## Problem description
Your task is to transcribe all the entries exactly, excluding pictures.
#### The data ####
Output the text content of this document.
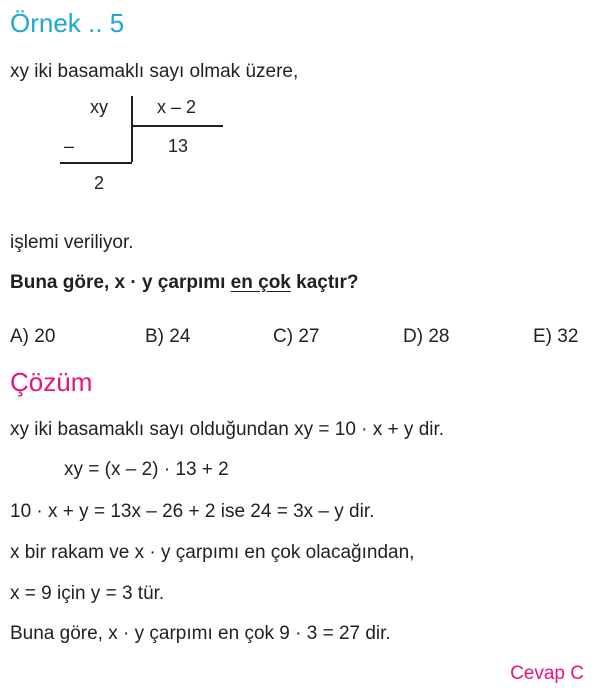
Örnek .. 5
xy iki basamaklı sayı olmak üzere,
xy	x – 2
13
–
2
işlemi veriliyor.
Buna göre, x · y çarpımı en çok kaçtır?
A) 20	B) 24	C) 27	D) 28	E) 32
Çözüm
xy iki basamaklı sayı olduğundan xy = 10 · x + y dir.
xy = (x – 2) · 13 + 2
10 · x + y = 13x – 26 + 2 ise 24 = 3x – y dir.
x bir rakam ve x · y çarpımı en çok olacağından,
x = 9 için y = 3 tür.
Buna göre, x · y çarpımı en çok 9 · 3 = 27 dir.
Cevap C
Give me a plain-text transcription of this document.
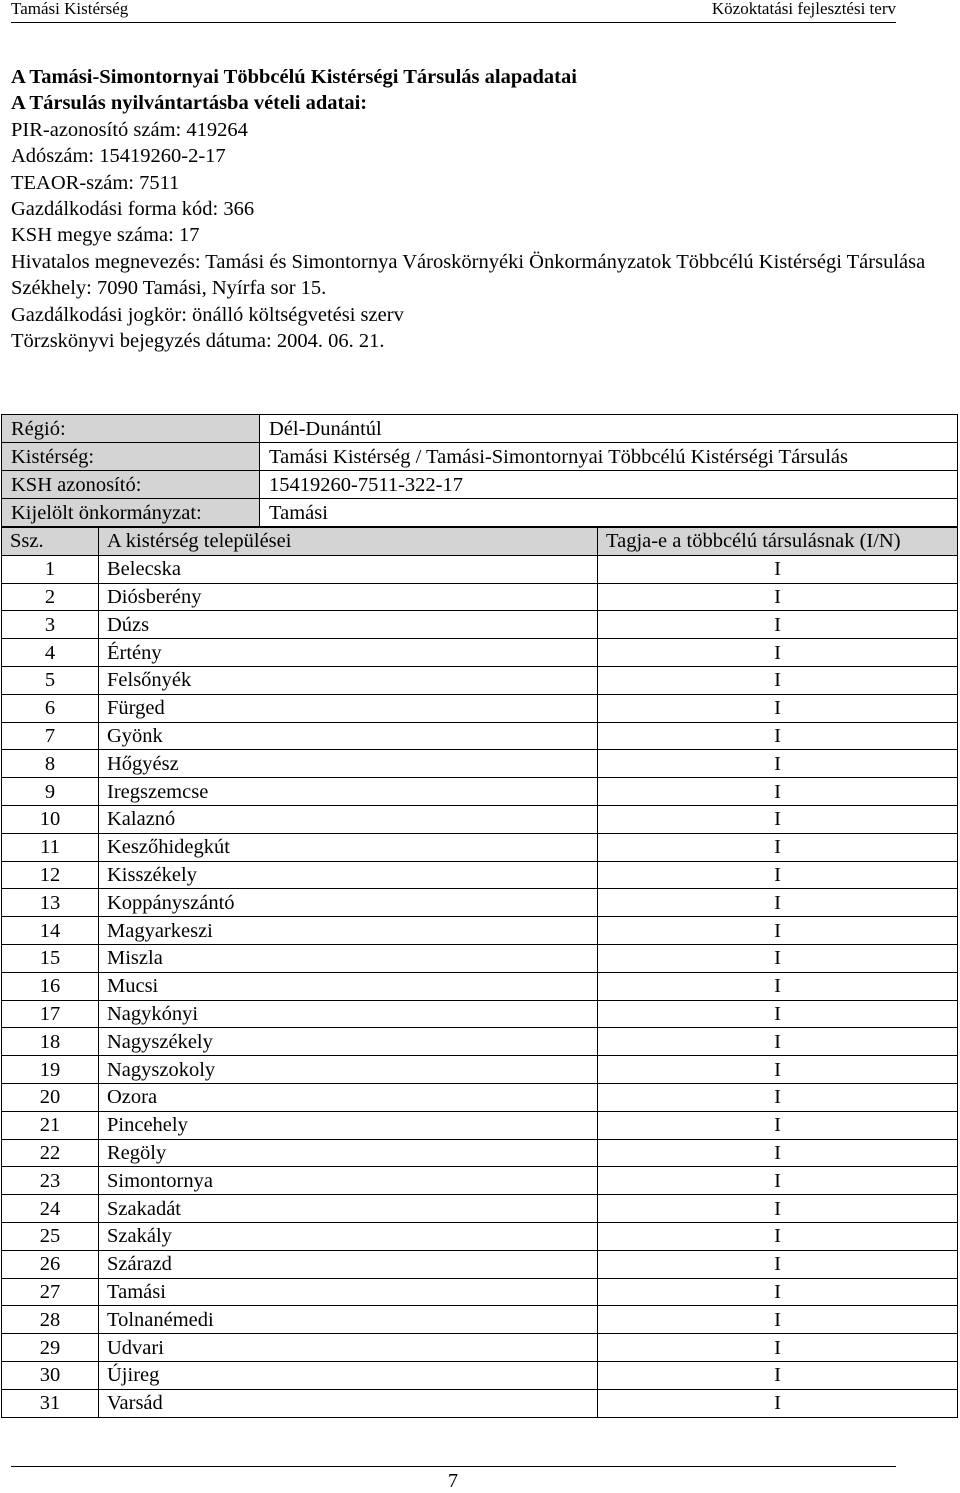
Tamási Kistérség	Közoktatási fejlesztési terv
A Tamási-Simontornyai Többcélú Kistérségi Társulás alapadatai
A Társulás nyilvántartásba vételi adatai:
PIR-azonosító szám: 419264
Adószám: 15419260-2-17
TEAOR-szám: 7511
Gazdálkodási forma kód: 366
KSH megye száma: 17
Hivatalos megnevezés: Tamási és Simontornya Városkörnyéki Önkormányzatok Többcélú Kistérségi Társulása
Székhely: 7090 Tamási, Nyírfa sor 15.
Gazdálkodási jogkör: önálló költségvetési szerv
Törzskönyvi bejegyzés dátuma: 2004. 06. 21.
Régió:	Dél-Dunántúl
Kistérség:	Tamási Kistérség / Tamási-Simontornyai Többcélú Kistérségi Társulás
KSH azonosító:	15419260-7511-322-17
Kijelölt önkormányzat:	Tamási
Ssz.	A kistérség települései	Tagja-e a többcélú társulásnak (I/N)
1	Belecska	I
2	Diósberény	I
3	Dúzs	I
4	Értény	I
5	Felsőnyék	I
6	Fürged	I
7	Gyönk	I
8	Hőgyész	I
9	Iregszemcse	I
10	Kalaznó	I
11	Keszőhidegkút	I
12	Kisszékely	I
13	Koppányszántó	I
14	Magyarkeszi	I
15	Miszla	I
16	Mucsi	I
17	Nagykónyi	I
18	Nagyszékely	I
19	Nagyszokoly	I
20	Ozora	I
21	Pincehely	I
22	Regöly	I
23	Simontornya	I
24	Szakadát	I
25	Szakály	I
26	Szárazd	I
27	Tamási	I
28	Tolnanémedi	I
29	Udvari	I
30	Újireg	I
31	Varsád	I
7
####
## Complete output
Output the text content of this document.
Örnek .. 5
xy iki basamaklı sayı olmak üzere,
xy	x – 2
13
–
2
işlemi veriliyor.
Buna göre, x · y çarpımı en çok kaçtır?
A) 20	B) 24	C) 27	D) 28	E) 32
Çözüm
xy iki basamaklı sayı olduğundan xy = 10 · x + y dir.
xy = (x – 2) · 13 + 2
10 · x + y = 13x – 26 + 2 ise 24 = 3x – y dir.
x bir rakam ve x · y çarpımı en çok olacağından,
x = 9 için y = 3 tür.
Buna göre, x · y çarpımı en çok 9 · 3 = 27 dir.
Cevap C
Give me a plain-text transcription of this document.
Tamási Kistérség	Közoktatási fejlesztési terv
A Tamási-Simontornyai Többcélú Kistérségi Társulás alapadatai
A Társulás nyilvántartásba vételi adatai:
PIR-azonosító szám: 419264
Adószám: 15419260-2-17
TEAOR-szám: 7511
Gazdálkodási forma kód: 366
KSH megye száma: 17
Hivatalos megnevezés: Tamási és Simontornya Városkörnyéki Önkormányzatok Többcélú Kistérségi Társulása
Székhely: 7090 Tamási, Nyírfa sor 15.
Gazdálkodási jogkör: önálló költségvetési szerv
Törzskönyvi bejegyzés dátuma: 2004. 06. 21.
Régió:	Dél-Dunántúl
Kistérség:	Tamási Kistérség / Tamási-Simontornyai Többcélú Kistérségi Társulás
KSH azonosító:	15419260-7511-322-17
Kijelölt önkormányzat:	Tamási
Ssz.	A kistérség települései	Tagja-e a többcélú társulásnak (I/N)
1	Belecska	I
2	Diósberény	I
3	Dúzs	I
4	Értény	I
5	Felsőnyék	I
6	Fürged	I
7	Gyönk	I
8	Hőgyész	I
9	Iregszemcse	I
10	Kalaznó	I
11	Keszőhidegkút	I
12	Kisszékely	I
13	Koppányszántó	I
14	Magyarkeszi	I
15	Miszla	I
16	Mucsi	I
17	Nagykónyi	I
18	Nagyszékely	I
19	Nagyszokoly	I
20	Ozora	I
21	Pincehely	I
22	Regöly	I
23	Simontornya	I
24	Szakadát	I
25	Szakály	I
26	Szárazd	I
27	Tamási	I
28	Tolnanémedi	I
29	Udvari	I
30	Újireg	I
31	Varsád	I
7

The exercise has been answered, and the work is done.